(Raw records)

=======

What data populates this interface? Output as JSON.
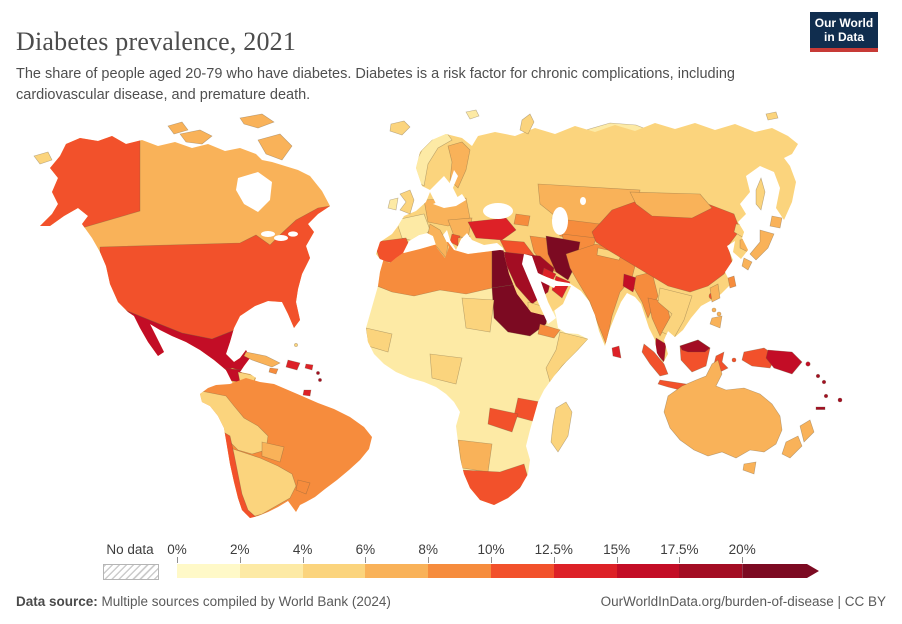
{
  "header": {
    "title": "Diabetes prevalence, 2021",
    "subtitle": "The share of people aged 20-79 who have diabetes. Diabetes is a risk factor for chronic complications, including cardiovascular disease, and premature death.",
    "logo_line1": "Our World",
    "logo_line2": "in Data"
  },
  "legend": {
    "no_data_label": "No data",
    "ticks": [
      "0%",
      "2%",
      "4%",
      "6%",
      "8%",
      "10%",
      "12.5%",
      "15%",
      "17.5%",
      "20%"
    ]
  },
  "footer": {
    "source_label": "Data source:",
    "source_text": " Multiple sources compiled by World Bank (2024)",
    "right_text": "OurWorldInData.org/burden-of-disease | CC BY"
  },
  "colors": {
    "logo_bg": "#102d4e",
    "logo_bar": "#c73a36",
    "title_text": "#4c4c4c",
    "body_text": "#4f4f4f"
  },
  "chart_data": {
    "type": "choropleth",
    "title": "Diabetes prevalence, 2021",
    "unit": "% of people aged 20-79 with diabetes",
    "year": 2021,
    "legend_bins": [
      "0-2%",
      "2-4%",
      "4-6%",
      "6-8%",
      "8-10%",
      "10-12.5%",
      "12.5-15%",
      "15-17.5%",
      "17.5-20%",
      ">20%"
    ],
    "palette": [
      "#fff9c8",
      "#fdeaa5",
      "#fbd47d",
      "#f9b259",
      "#f68c3d",
      "#f2512b",
      "#dd2127",
      "#c30d26",
      "#a30d23",
      "#7c0a22"
    ],
    "no_data_pattern": "gray-diagonal-hatch",
    "region_bins": {
      "greenland": 1,
      "iceland": 2,
      "canada": 3,
      "alaska": 5,
      "usa": 5,
      "mexico": 7,
      "guatemala": 7,
      "honduras": 2,
      "nicaragua": 4,
      "costa-rica-panama": 4,
      "cuba": 3,
      "hispaniola": 6,
      "jamaica": 4,
      "puerto-rico": 6,
      "lesser-antilles": 8,
      "trinidad": 6,
      "bahamas": 2,
      "arctic-island": 3,
      "south-america": 4,
      "ecuador-peru-bolivia": 2,
      "paraguay": 3,
      "argentina": 2,
      "chile": 5,
      "uruguay": 4,
      "africa": 1,
      "north-africa": 4,
      "egypt": 9,
      "sudan": 9,
      "chad": 2,
      "senegal-mali": 2,
      "nigeria": 2,
      "eritrea": 4,
      "somalia": 2,
      "tanzania": 5,
      "zambia": 5,
      "namibia": 3,
      "south-africa": 5,
      "madagascar": 2,
      "eurasia": 2,
      "norway": 1,
      "finland": 3,
      "uk": 2,
      "ireland": 1,
      "france": 1,
      "spain-portugal": 5,
      "central-europe": 3,
      "italy": 3,
      "balkans": 3,
      "albania": 5,
      "greece": 3,
      "turkey": 6,
      "caucasus": 4,
      "syria-iraq": 5,
      "iran": 4,
      "saudi-arabia": 8,
      "yemen": 2,
      "oman": 6,
      "gulf-states": 6,
      "kazakhstan": 3,
      "central-asia": 4,
      "afghanistan": 4,
      "pakistan": 9,
      "india": 4,
      "nepal-bhutan": 2,
      "bangladesh": 7,
      "myanmar": 4,
      "thailand": 4,
      "vietnam-laos": 2,
      "malaysia": 8,
      "china": 5,
      "mongolia": 3,
      "north-korea": 2,
      "south-korea": 3,
      "japan": 3,
      "sakhalin": 2,
      "taiwan": 4,
      "hainan": 5,
      "sri-lanka": 6,
      "philippines": 3,
      "sumatra": 5,
      "java": 5,
      "borneo-indonesia": 5,
      "borneo-malaysia": 8,
      "sulawesi": 5,
      "lesser-sunda": 5,
      "west-papua": 5,
      "papua-new-guinea": 7,
      "new-britain": 7,
      "solomon-islands": 8,
      "vanuatu": 8,
      "fiji": 8,
      "new-caledonia": 8,
      "australia": 3,
      "new-zealand": 3,
      "svalbard": 1,
      "novaya-zemlya": 2,
      "wrangel": 2,
      "chukotka-west": 2
    }
  }
}
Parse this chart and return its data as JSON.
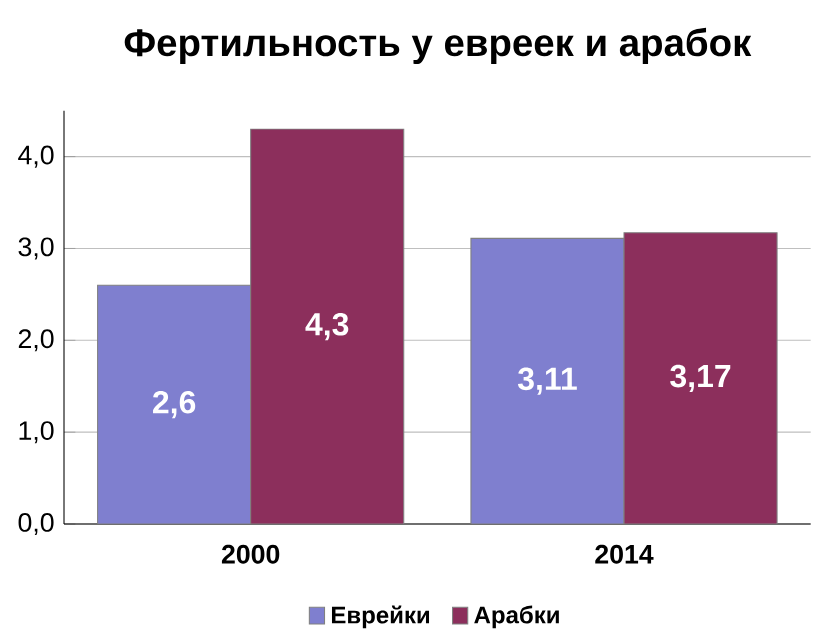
{
  "chart_data": {
    "type": "bar",
    "title": "Фертильность у евреек и арабок",
    "categories": [
      "2000",
      "2014"
    ],
    "series": [
      {
        "name": "Еврейки",
        "color": "#7f7fcf",
        "values": [
          2.6,
          3.11
        ],
        "value_labels": [
          "2,6",
          "3,11"
        ]
      },
      {
        "name": "Арабки",
        "color": "#8c2f5c",
        "values": [
          4.3,
          3.17
        ],
        "value_labels": [
          "4,3",
          "3,17"
        ]
      }
    ],
    "ylim": [
      0,
      4.5
    ],
    "yticks": [
      {
        "value": 0,
        "label": "0,0"
      },
      {
        "value": 1,
        "label": "1,0"
      },
      {
        "value": 2,
        "label": "2,0"
      },
      {
        "value": 3,
        "label": "3,0"
      },
      {
        "value": 4,
        "label": "4,0"
      }
    ],
    "grid": "y",
    "legend": "bottom"
  }
}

=======

## Directive
Print all of the entries word for word. Skip any images they contain.

## Output below
What data populates this interface? Output as JSON.
{
  "header": {
    "title": "Diabetes prevalence, 2021",
    "subtitle": "The share of people aged 20-79 who have diabetes. Diabetes is a risk factor for chronic complications, including cardiovascular disease, and premature death.",
    "logo_line1": "Our World",
    "logo_line2": "in Data"
  },
  "legend": {
    "no_data_label": "No data",
    "ticks": [
      "0%",
      "2%",
      "4%",
      "6%",
      "8%",
      "10%",
      "12.5%",
      "15%",
      "17.5%",
      "20%"
    ]
  },
  "footer": {
    "source_label": "Data source:",
    "source_text": " Multiple sources compiled by World Bank (2024)",
    "right_text": "OurWorldInData.org/burden-of-disease | CC BY"
  },
  "colors": {
    "logo_bg": "#102d4e",
    "logo_bar": "#c73a36",
    "title_text": "#4c4c4c",
    "body_text": "#4f4f4f"
  },
  "chart_data": {
    "type": "choropleth",
    "title": "Diabetes prevalence, 2021",
    "unit": "% of people aged 20-79 with diabetes",
    "year": 2021,
    "legend_bins": [
      "0-2%",
      "2-4%",
      "4-6%",
      "6-8%",
      "8-10%",
      "10-12.5%",
      "12.5-15%",
      "15-17.5%",
      "17.5-20%",
      ">20%"
    ],
    "palette": [
      "#fff9c8",
      "#fdeaa5",
      "#fbd47d",
      "#f9b259",
      "#f68c3d",
      "#f2512b",
      "#dd2127",
      "#c30d26",
      "#a30d23",
      "#7c0a22"
    ],
    "no_data_pattern": "gray-diagonal-hatch",
    "region_bins": {
      "greenland": 1,
      "iceland": 2,
      "canada": 3,
      "alaska": 5,
      "usa": 5,
      "mexico": 7,
      "guatemala": 7,
      "honduras": 2,
      "nicaragua": 4,
      "costa-rica-panama": 4,
      "cuba": 3,
      "hispaniola": 6,
      "jamaica": 4,
      "puerto-rico": 6,
      "lesser-antilles": 8,
      "trinidad": 6,
      "bahamas": 2,
      "arctic-island": 3,
      "south-america": 4,
      "ecuador-peru-bolivia": 2,
      "paraguay": 3,
      "argentina": 2,
      "chile": 5,
      "uruguay": 4,
      "africa": 1,
      "north-africa": 4,
      "egypt": 9,
      "sudan": 9,
      "chad": 2,
      "senegal-mali": 2,
      "nigeria": 2,
      "eritrea": 4,
      "somalia": 2,
      "tanzania": 5,
      "zambia": 5,
      "namibia": 3,
      "south-africa": 5,
      "madagascar": 2,
      "eurasia": 2,
      "norway": 1,
      "finland": 3,
      "uk": 2,
      "ireland": 1,
      "france": 1,
      "spain-portugal": 5,
      "central-europe": 3,
      "italy": 3,
      "balkans": 3,
      "albania": 5,
      "greece": 3,
      "turkey": 6,
      "caucasus": 4,
      "syria-iraq": 5,
      "iran": 4,
      "saudi-arabia": 8,
      "yemen": 2,
      "oman": 6,
      "gulf-states": 6,
      "kazakhstan": 3,
      "central-asia": 4,
      "afghanistan": 4,
      "pakistan": 9,
      "india": 4,
      "nepal-bhutan": 2,
      "bangladesh": 7,
      "myanmar": 4,
      "thailand": 4,
      "vietnam-laos": 2,
      "malaysia": 8,
      "china": 5,
      "mongolia": 3,
      "north-korea": 2,
      "south-korea": 3,
      "japan": 3,
      "sakhalin": 2,
      "taiwan": 4,
      "hainan": 5,
      "sri-lanka": 6,
      "philippines": 3,
      "sumatra": 5,
      "java": 5,
      "borneo-indonesia": 5,
      "borneo-malaysia": 8,
      "sulawesi": 5,
      "lesser-sunda": 5,
      "west-papua": 5,
      "papua-new-guinea": 7,
      "new-britain": 7,
      "solomon-islands": 8,
      "vanuatu": 8,
      "fiji": 8,
      "new-caledonia": 8,
      "australia": 3,
      "new-zealand": 3,
      "svalbard": 1,
      "novaya-zemlya": 2,
      "wrangel": 2,
      "chukotka-west": 2
    }
  }
}
Parse this chart and return its data as JSON.
{
  "chart_data": {
    "type": "bar",
    "title": "Фертильность у евреек и арабок",
    "categories": [
      "2000",
      "2014"
    ],
    "series": [
      {
        "name": "Еврейки",
        "color": "#7f7fcf",
        "values": [
          2.6,
          3.11
        ],
        "value_labels": [
          "2,6",
          "3,11"
        ]
      },
      {
        "name": "Арабки",
        "color": "#8c2f5c",
        "values": [
          4.3,
          3.17
        ],
        "value_labels": [
          "4,3",
          "3,17"
        ]
      }
    ],
    "ylim": [
      0,
      4.5
    ],
    "yticks": [
      {
        "value": 0,
        "label": "0,0"
      },
      {
        "value": 1,
        "label": "1,0"
      },
      {
        "value": 2,
        "label": "2,0"
      },
      {
        "value": 3,
        "label": "3,0"
      },
      {
        "value": 4,
        "label": "4,0"
      }
    ],
    "grid": "y",
    "legend": "bottom"
  }
}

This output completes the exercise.